### Records provided
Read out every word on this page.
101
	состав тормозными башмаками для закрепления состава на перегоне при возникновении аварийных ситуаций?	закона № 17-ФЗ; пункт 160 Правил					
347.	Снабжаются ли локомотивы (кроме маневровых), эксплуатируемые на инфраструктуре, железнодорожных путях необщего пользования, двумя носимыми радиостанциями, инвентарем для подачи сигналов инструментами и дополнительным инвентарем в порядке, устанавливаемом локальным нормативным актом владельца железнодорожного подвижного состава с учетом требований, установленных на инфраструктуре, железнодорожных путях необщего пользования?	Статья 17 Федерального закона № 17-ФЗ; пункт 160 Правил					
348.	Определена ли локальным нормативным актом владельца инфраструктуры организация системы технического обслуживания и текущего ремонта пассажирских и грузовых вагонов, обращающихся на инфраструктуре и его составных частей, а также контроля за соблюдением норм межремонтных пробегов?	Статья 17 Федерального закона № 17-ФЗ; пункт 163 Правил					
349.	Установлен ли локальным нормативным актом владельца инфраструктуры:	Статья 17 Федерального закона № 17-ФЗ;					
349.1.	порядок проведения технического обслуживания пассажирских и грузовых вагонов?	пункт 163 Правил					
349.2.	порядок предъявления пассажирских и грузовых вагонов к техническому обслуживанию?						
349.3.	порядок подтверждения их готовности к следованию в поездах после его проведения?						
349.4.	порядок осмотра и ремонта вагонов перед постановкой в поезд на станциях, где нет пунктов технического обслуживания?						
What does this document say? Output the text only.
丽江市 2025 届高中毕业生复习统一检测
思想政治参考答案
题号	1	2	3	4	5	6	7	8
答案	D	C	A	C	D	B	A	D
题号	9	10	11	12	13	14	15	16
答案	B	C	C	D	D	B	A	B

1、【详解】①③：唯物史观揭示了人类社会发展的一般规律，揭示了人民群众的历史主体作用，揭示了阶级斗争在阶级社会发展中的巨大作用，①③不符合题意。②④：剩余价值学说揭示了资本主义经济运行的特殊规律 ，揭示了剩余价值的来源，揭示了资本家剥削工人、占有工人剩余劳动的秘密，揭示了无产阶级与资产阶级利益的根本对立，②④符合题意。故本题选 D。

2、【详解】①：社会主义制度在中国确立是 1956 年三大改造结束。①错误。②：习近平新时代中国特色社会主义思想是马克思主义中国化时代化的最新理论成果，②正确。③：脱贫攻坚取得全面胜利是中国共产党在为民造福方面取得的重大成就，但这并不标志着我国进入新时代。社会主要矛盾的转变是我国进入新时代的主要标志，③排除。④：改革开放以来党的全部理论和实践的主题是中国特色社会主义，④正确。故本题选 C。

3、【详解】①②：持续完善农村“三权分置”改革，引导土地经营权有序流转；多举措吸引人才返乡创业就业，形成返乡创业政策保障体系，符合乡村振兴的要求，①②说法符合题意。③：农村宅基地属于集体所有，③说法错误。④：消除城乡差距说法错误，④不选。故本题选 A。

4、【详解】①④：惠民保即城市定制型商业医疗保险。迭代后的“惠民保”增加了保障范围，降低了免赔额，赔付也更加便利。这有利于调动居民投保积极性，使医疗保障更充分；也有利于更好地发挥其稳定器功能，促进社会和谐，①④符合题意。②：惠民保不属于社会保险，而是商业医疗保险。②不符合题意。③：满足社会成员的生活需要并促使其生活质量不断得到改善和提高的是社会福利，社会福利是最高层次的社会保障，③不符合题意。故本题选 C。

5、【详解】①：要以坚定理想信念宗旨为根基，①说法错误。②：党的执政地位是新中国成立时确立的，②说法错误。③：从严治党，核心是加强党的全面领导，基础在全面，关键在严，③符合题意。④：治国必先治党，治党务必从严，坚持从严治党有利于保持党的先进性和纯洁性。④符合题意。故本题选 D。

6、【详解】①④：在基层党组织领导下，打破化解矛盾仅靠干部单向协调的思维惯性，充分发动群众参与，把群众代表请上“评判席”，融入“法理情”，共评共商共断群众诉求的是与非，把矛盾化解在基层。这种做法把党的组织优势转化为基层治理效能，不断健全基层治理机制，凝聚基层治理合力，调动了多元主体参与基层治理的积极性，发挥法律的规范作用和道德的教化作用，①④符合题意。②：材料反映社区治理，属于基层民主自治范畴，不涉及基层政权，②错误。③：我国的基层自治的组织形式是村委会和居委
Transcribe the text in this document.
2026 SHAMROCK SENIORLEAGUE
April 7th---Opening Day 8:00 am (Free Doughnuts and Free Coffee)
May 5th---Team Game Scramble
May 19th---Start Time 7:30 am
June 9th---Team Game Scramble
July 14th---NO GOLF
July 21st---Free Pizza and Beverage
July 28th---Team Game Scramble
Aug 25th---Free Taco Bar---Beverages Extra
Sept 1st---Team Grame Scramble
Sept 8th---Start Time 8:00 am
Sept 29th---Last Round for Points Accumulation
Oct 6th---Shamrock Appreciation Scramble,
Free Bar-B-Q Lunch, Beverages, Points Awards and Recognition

### Aim
Using the listing above, please repeat every entry exactly.

### Response
Read out every word on this page.
101
	состав тормозными башмаками для закрепления состава на перегоне при возникновении аварийных ситуаций?	закона № 17-ФЗ; пункт 160 Правил					
347.	Снабжаются ли локомотивы (кроме маневровых), эксплуатируемые на инфраструктуре, железнодорожных путях необщего пользования, двумя носимыми радиостанциями, инвентарем для подачи сигналов инструментами и дополнительным инвентарем в порядке, устанавливаемом локальным нормативным актом владельца железнодорожного подвижного состава с учетом требований, установленных на инфраструктуре, железнодорожных путях необщего пользования?	Статья 17 Федерального закона № 17-ФЗ; пункт 160 Правил					
348.	Определена ли локальным нормативным актом владельца инфраструктуры организация системы технического обслуживания и текущего ремонта пассажирских и грузовых вагонов, обращающихся на инфраструктуре и его составных частей, а также контроля за соблюдением норм межремонтных пробегов?	Статья 17 Федерального закона № 17-ФЗ; пункт 163 Правил					
349.	Установлен ли локальным нормативным актом владельца инфраструктуры:	Статья 17 Федерального закона № 17-ФЗ;					
349.1.	порядок проведения технического обслуживания пассажирских и грузовых вагонов?	пункт 163 Правил					
349.2.	порядок предъявления пассажирских и грузовых вагонов к техническому обслуживанию?						
349.3.	порядок подтверждения их готовности к следованию в поездах после его проведения?						
349.4.	порядок осмотра и ремонта вагонов перед постановкой в поезд на станциях, где нет пунктов технического обслуживания?						
What does this document say? Output the text only.
丽江市 2025 届高中毕业生复习统一检测
思想政治参考答案
题号	1	2	3	4	5	6	7	8
答案	D	C	A	C	D	B	A	D
题号	9	10	11	12	13	14	15	16
答案	B	C	C	D	D	B	A	B

1、【详解】①③：唯物史观揭示了人类社会发展的一般规律，揭示了人民群众的历史主体作用，揭示了阶级斗争在阶级社会发展中的巨大作用，①③不符合题意。②④：剩余价值学说揭示了资本主义经济运行的特殊规律 ，揭示了剩余价值的来源，揭示了资本家剥削工人、占有工人剩余劳动的秘密，揭示了无产阶级与资产阶级利益的根本对立，②④符合题意。故本题选 D。

2、【详解】①：社会主义制度在中国确立是 1956 年三大改造结束。①错误。②：习近平新时代中国特色社会主义思想是马克思主义中国化时代化的最新理论成果，②正确。③：脱贫攻坚取得全面胜利是中国共产党在为民造福方面取得的重大成就，但这并不标志着我国进入新时代。社会主要矛盾的转变是我国进入新时代的主要标志，③排除。④：改革开放以来党的全部理论和实践的主题是中国特色社会主义，④正确。故本题选 C。

3、【详解】①②：持续完善农村“三权分置”改革，引导土地经营权有序流转；多举措吸引人才返乡创业就业，形成返乡创业政策保障体系，符合乡村振兴的要求，①②说法符合题意。③：农村宅基地属于集体所有，③说法错误。④：消除城乡差距说法错误，④不选。故本题选 A。

4、【详解】①④：惠民保即城市定制型商业医疗保险。迭代后的“惠民保”增加了保障范围，降低了免赔额，赔付也更加便利。这有利于调动居民投保积极性，使医疗保障更充分；也有利于更好地发挥其稳定器功能，促进社会和谐，①④符合题意。②：惠民保不属于社会保险，而是商业医疗保险。②不符合题意。③：满足社会成员的生活需要并促使其生活质量不断得到改善和提高的是社会福利，社会福利是最高层次的社会保障，③不符合题意。故本题选 C。

5、【详解】①：要以坚定理想信念宗旨为根基，①说法错误。②：党的执政地位是新中国成立时确立的，②说法错误。③：从严治党，核心是加强党的全面领导，基础在全面，关键在严，③符合题意。④：治国必先治党，治党务必从严，坚持从严治党有利于保持党的先进性和纯洁性。④符合题意。故本题选 D。

6、【详解】①④：在基层党组织领导下，打破化解矛盾仅靠干部单向协调的思维惯性，充分发动群众参与，把群众代表请上“评判席”，融入“法理情”，共评共商共断群众诉求的是与非，把矛盾化解在基层。这种做法把党的组织优势转化为基层治理效能，不断健全基层治理机制，凝聚基层治理合力，调动了多元主体参与基层治理的积极性，发挥法律的规范作用和道德的教化作用，①④符合题意。②：材料反映社区治理，属于基层民主自治范畴，不涉及基层政权，②错误。③：我国的基层自治的组织形式是村委会和居委
Transcribe the text in this document.
2026 SHAMROCK SENIORLEAGUE
April 7th---Opening Day 8:00 am (Free Doughnuts and Free Coffee)
May 5th---Team Game Scramble
May 19th---Start Time 7:30 am
June 9th---Team Game Scramble
July 14th---NO GOLF
July 21st---Free Pizza and Beverage
July 28th---Team Game Scramble
Aug 25th---Free Taco Bar---Beverages Extra
Sept 1st---Team Grame Scramble
Sept 8th---Start Time 8:00 am
Sept 29th---Last Round for Points Accumulation
Oct 6th---Shamrock Appreciation Scramble,
Free Bar-B-Q Lunch, Beverages, Points Awards and Recognition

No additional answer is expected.